■ Problem to work on ■
Copy every line that mentions the word "Design".

━━ Records provided ━━

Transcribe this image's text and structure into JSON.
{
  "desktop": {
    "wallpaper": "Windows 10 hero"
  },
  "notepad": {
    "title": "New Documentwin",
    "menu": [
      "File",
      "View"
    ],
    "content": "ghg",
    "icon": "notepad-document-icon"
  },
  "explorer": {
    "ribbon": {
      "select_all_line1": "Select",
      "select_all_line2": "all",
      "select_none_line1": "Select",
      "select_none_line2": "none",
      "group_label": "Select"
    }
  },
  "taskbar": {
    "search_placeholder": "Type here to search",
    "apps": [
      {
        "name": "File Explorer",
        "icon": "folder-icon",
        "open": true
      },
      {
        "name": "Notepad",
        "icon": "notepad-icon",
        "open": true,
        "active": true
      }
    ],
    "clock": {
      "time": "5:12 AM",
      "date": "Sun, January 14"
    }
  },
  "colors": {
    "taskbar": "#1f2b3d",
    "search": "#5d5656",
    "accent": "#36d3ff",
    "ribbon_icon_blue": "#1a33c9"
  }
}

━━━
━━ Records provided ━━

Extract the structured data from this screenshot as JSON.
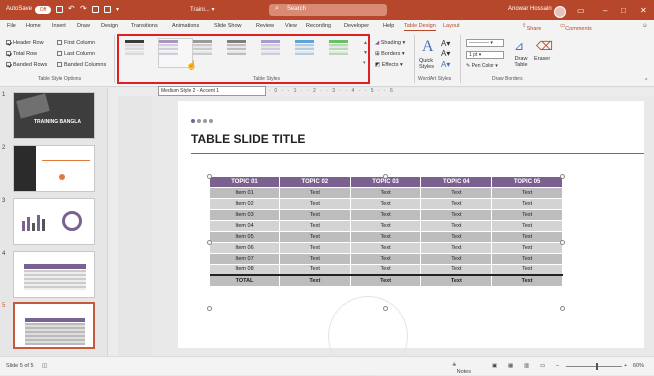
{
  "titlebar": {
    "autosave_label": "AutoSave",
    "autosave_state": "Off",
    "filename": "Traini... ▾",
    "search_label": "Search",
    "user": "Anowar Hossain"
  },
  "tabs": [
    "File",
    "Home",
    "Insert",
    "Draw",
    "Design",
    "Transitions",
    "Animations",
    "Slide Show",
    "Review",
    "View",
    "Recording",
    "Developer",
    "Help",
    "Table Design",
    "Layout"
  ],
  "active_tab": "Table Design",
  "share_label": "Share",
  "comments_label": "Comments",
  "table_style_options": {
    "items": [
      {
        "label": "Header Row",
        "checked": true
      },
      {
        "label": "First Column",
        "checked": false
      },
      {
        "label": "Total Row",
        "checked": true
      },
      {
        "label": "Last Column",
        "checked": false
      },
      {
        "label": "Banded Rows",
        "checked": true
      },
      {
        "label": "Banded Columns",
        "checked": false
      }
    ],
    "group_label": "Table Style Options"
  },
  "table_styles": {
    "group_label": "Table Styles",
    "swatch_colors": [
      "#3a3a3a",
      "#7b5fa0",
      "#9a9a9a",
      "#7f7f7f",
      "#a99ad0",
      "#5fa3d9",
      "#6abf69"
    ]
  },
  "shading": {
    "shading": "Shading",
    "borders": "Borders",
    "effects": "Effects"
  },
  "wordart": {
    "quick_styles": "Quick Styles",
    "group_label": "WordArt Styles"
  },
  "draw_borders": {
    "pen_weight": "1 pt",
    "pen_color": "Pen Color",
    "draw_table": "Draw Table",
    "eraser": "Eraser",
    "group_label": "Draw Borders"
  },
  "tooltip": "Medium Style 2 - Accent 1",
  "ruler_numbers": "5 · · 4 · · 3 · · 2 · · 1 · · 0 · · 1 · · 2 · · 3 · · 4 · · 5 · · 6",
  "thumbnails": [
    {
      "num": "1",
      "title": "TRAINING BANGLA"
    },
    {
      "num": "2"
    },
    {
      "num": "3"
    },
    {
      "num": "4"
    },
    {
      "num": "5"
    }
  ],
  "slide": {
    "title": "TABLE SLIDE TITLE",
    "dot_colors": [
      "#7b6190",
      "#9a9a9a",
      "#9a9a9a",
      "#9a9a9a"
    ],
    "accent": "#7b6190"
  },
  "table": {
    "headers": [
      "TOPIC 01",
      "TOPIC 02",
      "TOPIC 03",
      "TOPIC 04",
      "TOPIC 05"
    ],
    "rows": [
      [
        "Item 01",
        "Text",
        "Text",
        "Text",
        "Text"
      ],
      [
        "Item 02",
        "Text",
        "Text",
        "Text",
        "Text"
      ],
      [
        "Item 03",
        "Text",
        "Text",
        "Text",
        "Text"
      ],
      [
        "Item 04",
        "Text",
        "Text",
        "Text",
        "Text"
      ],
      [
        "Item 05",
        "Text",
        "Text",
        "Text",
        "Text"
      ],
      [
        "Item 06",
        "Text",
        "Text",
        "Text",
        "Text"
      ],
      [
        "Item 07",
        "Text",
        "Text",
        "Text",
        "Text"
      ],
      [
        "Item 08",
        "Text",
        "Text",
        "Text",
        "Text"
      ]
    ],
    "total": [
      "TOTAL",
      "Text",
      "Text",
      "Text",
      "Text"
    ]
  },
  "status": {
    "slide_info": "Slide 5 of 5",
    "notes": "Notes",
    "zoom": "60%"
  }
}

━━━

■ Answer to this exercise ■
    "Design",
    "Table Design",
  "active_tab": "Table Design",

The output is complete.